Copy out the records in full, word for word, without pictures.

Stored data:
:::

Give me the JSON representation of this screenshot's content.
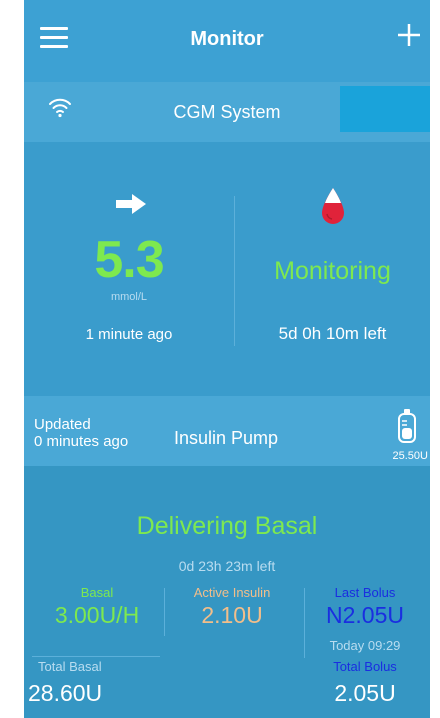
{
  "navbar": {
    "title": "Monitor",
    "menu_icon": "hamburger-menu-icon",
    "add_icon": "plus-icon"
  },
  "cgm": {
    "title": "CGM System",
    "signal_icon": "wifi-icon",
    "trend_icon": "arrow-right-icon",
    "glucose_value": "5.3",
    "glucose_unit": "mmol/L",
    "glucose_time": "1 minute ago",
    "status_icon": "blood-drop-icon",
    "status": "Monitoring",
    "sensor_left": "5d 0h 10m left"
  },
  "pump": {
    "updated_line1": "Updated",
    "updated_line2": "0 minutes ago",
    "title": "Insulin Pump",
    "reservoir_icon": "insulin-reservoir-icon",
    "reservoir_level": "25.50U",
    "status": "Delivering Basal",
    "basal_time_left": "0d 23h 23m left",
    "basal_label": "Basal",
    "basal_value": "3.00U/H",
    "active_insulin_label": "Active Insulin",
    "active_insulin_value": "2.10U",
    "last_bolus_label": "Last Bolus",
    "last_bolus_value": "N2.05U",
    "last_bolus_time": "Today 09:29",
    "total_basal_label": "Total Basal",
    "total_basal_value": "28.60U",
    "total_bolus_label": "Total Bolus",
    "total_bolus_value": "2.05U"
  },
  "colors": {
    "background": "#3596c3",
    "navbar": "#3da1d3",
    "section_header": "#4aa8d6",
    "accent_green": "#7ee94f",
    "active_insulin_orange": "#f2be8a",
    "bolus_blue": "#1a2ee0",
    "drop_red": "#e0233a"
  }
}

:::

THE RESPONSE>
Give me the JSON representation of this screenshot's content.
{
  "navbar": {
    "title": "Monitor",
    "menu_icon": "hamburger-menu-icon",
    "add_icon": "plus-icon"
  },
  "cgm": {
    "title": "CGM System",
    "signal_icon": "wifi-icon",
    "trend_icon": "arrow-right-icon",
    "glucose_value": "5.3",
    "glucose_unit": "mmol/L",
    "glucose_time": "1 minute ago",
    "status_icon": "blood-drop-icon",
    "status": "Monitoring",
    "sensor_left": "5d 0h 10m left"
  },
  "pump": {
    "updated_line1": "Updated",
    "updated_line2": "0 minutes ago",
    "title": "Insulin Pump",
    "reservoir_icon": "insulin-reservoir-icon",
    "reservoir_level": "25.50U",
    "status": "Delivering Basal",
    "basal_time_left": "0d 23h 23m left",
    "basal_label": "Basal",
    "basal_value": "3.00U/H",
    "active_insulin_label": "Active Insulin",
    "active_insulin_value": "2.10U",
    "last_bolus_label": "Last Bolus",
    "last_bolus_value": "N2.05U",
    "last_bolus_time": "Today 09:29",
    "total_basal_label": "Total Basal",
    "total_basal_value": "28.60U",
    "total_bolus_label": "Total Bolus",
    "total_bolus_value": "2.05U"
  },
  "colors": {
    "background": "#3596c3",
    "navbar": "#3da1d3",
    "section_header": "#4aa8d6",
    "accent_green": "#7ee94f",
    "active_insulin_orange": "#f2be8a",
    "bolus_blue": "#1a2ee0",
    "drop_red": "#e0233a"
  }
}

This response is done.